Exercise material:
········
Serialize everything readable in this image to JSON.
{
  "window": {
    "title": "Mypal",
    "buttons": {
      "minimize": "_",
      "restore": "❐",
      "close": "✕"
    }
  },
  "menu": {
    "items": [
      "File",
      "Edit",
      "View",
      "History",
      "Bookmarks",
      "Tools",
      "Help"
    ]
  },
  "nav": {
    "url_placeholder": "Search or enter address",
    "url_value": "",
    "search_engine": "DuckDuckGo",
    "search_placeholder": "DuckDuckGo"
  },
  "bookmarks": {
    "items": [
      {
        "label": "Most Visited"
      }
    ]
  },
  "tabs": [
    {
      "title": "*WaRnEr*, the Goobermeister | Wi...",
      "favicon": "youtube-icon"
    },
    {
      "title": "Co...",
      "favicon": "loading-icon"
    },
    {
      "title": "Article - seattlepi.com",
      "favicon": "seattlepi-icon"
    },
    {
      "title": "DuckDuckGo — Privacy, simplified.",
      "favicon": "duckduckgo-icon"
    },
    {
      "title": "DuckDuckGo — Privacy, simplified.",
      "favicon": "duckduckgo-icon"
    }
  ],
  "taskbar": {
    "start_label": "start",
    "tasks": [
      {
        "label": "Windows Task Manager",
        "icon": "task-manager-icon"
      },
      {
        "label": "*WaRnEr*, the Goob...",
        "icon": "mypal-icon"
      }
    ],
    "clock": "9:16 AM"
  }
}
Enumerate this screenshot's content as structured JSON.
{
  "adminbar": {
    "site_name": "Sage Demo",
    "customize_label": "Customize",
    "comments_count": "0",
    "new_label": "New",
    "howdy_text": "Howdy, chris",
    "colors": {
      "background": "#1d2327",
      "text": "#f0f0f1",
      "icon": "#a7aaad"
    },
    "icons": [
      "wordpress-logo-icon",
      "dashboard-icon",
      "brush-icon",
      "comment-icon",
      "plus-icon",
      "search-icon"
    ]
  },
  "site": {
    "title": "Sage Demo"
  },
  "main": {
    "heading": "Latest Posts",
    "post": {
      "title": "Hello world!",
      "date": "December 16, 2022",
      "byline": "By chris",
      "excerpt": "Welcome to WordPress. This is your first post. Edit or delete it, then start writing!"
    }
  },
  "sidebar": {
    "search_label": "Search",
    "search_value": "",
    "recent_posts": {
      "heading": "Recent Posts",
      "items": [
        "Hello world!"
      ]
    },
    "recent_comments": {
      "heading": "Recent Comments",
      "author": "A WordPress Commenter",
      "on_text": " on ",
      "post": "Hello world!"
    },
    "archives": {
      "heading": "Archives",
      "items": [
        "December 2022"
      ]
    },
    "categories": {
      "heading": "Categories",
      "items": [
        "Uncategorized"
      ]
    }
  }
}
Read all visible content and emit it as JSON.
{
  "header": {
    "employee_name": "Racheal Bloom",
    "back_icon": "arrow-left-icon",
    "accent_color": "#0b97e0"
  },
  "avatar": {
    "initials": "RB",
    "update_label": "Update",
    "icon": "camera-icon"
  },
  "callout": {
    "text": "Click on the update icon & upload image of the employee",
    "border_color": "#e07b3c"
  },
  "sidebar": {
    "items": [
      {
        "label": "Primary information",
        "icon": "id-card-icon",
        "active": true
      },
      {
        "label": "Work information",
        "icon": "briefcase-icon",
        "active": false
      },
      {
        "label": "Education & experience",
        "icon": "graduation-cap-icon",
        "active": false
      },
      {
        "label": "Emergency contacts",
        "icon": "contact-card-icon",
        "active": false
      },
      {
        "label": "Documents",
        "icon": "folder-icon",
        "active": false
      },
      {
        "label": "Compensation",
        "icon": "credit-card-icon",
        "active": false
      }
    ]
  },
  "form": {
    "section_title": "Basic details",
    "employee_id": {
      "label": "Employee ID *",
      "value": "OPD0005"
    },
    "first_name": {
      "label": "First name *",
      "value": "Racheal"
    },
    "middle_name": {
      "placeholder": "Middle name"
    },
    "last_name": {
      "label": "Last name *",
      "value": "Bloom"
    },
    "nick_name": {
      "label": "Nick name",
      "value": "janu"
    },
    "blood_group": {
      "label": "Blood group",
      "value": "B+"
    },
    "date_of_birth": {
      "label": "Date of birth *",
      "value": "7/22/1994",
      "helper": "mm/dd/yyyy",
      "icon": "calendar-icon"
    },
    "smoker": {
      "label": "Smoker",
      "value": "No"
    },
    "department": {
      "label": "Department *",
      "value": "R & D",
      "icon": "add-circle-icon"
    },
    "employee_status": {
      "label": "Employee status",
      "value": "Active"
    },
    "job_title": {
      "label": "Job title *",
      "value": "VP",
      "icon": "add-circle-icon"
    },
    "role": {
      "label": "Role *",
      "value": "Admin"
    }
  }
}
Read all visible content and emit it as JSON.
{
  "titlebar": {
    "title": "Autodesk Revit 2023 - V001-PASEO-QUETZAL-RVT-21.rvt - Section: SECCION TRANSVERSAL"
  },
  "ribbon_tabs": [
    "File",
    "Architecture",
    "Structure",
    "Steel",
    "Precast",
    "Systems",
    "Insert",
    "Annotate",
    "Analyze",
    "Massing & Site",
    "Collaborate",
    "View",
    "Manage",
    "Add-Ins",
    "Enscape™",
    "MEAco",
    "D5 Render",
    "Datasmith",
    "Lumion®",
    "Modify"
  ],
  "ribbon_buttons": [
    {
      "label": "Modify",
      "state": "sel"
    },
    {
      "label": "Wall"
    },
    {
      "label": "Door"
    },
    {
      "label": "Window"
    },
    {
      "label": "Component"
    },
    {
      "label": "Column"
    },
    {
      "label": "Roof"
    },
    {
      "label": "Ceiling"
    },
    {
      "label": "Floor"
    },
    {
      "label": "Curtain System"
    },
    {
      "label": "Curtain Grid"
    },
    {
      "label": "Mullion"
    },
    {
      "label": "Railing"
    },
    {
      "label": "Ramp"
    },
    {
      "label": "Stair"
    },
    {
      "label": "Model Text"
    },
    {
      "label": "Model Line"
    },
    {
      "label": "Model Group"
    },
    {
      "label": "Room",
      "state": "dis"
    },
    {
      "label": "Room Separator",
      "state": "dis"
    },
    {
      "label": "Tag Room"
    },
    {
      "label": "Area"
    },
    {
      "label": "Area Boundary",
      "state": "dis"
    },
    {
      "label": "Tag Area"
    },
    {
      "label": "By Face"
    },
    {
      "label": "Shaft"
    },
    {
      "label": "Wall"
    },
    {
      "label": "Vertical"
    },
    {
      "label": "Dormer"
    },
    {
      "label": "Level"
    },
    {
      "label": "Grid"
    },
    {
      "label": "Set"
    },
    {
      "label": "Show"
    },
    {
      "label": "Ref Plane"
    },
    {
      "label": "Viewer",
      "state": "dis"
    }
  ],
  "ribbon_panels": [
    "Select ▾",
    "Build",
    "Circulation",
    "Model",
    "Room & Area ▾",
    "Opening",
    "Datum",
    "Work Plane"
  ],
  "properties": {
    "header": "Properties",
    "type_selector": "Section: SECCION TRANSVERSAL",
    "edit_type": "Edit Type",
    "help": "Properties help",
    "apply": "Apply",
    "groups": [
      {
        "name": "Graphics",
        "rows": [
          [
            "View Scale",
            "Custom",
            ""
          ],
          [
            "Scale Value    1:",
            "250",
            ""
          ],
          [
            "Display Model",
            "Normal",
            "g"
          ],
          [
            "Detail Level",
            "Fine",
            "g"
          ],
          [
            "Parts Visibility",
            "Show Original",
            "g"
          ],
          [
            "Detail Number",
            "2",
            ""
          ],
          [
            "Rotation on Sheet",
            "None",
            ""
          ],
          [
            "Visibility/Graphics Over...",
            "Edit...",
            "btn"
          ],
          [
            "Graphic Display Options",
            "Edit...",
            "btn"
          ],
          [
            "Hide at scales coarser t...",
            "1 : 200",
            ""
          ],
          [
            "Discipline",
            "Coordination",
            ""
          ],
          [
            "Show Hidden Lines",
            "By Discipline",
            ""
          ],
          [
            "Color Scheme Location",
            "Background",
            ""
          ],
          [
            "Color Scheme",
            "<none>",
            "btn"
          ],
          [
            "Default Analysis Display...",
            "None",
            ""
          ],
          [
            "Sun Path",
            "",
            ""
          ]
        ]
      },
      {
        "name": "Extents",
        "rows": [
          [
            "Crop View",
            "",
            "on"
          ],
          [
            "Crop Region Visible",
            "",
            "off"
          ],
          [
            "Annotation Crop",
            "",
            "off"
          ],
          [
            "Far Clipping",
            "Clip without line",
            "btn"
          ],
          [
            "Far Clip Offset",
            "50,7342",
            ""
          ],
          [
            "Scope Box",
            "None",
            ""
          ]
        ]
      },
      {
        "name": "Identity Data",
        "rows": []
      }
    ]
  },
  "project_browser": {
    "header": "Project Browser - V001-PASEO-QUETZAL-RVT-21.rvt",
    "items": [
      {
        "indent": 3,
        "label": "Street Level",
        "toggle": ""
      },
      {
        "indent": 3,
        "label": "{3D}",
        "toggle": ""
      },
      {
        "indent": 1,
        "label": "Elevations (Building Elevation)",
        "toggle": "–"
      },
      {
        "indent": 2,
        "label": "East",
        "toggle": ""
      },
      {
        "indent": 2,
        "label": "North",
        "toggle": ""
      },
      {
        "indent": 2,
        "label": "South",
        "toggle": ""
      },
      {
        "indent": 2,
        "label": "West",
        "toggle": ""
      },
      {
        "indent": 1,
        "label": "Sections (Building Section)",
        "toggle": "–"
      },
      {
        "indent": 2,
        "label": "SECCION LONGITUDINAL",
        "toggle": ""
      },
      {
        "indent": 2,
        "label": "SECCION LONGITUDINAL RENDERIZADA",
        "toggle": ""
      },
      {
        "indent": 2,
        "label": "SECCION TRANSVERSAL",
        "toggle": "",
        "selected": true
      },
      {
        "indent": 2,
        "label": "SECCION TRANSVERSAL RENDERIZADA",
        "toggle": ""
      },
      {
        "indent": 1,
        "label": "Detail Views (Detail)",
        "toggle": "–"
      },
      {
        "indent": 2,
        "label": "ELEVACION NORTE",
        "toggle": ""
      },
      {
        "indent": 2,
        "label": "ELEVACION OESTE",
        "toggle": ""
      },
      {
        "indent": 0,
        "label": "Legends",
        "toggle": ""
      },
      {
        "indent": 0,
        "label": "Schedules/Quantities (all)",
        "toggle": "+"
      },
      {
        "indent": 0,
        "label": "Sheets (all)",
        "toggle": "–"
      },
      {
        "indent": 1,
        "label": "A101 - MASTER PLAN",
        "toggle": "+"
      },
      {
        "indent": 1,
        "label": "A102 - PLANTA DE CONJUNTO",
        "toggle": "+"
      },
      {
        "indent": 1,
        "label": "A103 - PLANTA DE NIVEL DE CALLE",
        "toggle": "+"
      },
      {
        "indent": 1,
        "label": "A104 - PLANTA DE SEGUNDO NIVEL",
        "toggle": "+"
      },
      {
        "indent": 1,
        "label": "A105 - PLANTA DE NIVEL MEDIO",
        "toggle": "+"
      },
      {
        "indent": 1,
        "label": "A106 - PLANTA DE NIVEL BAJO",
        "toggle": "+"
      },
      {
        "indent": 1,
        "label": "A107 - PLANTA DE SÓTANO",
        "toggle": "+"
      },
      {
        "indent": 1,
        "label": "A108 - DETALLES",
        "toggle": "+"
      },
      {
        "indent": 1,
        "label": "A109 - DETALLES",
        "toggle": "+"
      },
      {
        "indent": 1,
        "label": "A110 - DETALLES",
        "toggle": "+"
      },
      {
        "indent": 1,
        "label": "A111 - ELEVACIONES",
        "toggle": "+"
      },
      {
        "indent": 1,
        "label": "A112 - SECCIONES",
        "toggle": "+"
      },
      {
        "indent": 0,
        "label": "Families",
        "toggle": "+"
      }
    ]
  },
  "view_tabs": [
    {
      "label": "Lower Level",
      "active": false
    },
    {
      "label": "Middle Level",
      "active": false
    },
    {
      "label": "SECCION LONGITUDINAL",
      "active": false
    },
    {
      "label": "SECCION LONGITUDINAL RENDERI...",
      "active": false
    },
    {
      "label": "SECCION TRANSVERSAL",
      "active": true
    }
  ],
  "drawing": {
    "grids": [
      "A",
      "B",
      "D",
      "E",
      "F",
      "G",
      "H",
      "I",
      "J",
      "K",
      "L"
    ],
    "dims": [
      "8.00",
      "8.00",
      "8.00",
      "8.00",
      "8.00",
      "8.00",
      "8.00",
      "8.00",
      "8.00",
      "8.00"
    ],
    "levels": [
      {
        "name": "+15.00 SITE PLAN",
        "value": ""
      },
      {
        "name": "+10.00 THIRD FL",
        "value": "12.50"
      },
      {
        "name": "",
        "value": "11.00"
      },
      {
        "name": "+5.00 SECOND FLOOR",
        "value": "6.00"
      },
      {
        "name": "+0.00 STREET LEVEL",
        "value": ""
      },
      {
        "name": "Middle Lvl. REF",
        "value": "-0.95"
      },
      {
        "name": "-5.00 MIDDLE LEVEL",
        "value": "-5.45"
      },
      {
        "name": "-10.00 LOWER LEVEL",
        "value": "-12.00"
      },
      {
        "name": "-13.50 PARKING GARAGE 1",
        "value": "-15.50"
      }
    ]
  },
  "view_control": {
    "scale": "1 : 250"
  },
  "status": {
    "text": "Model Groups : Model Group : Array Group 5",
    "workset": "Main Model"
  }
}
········
What is being asked: Look through the entries above and list every line containing "RENDERIZADA".

Answer to this exercise:
        "label": "SECCION LONGITUDINAL RENDERIZADA",
        "label": "SECCION TRANSVERSAL RENDERIZADA",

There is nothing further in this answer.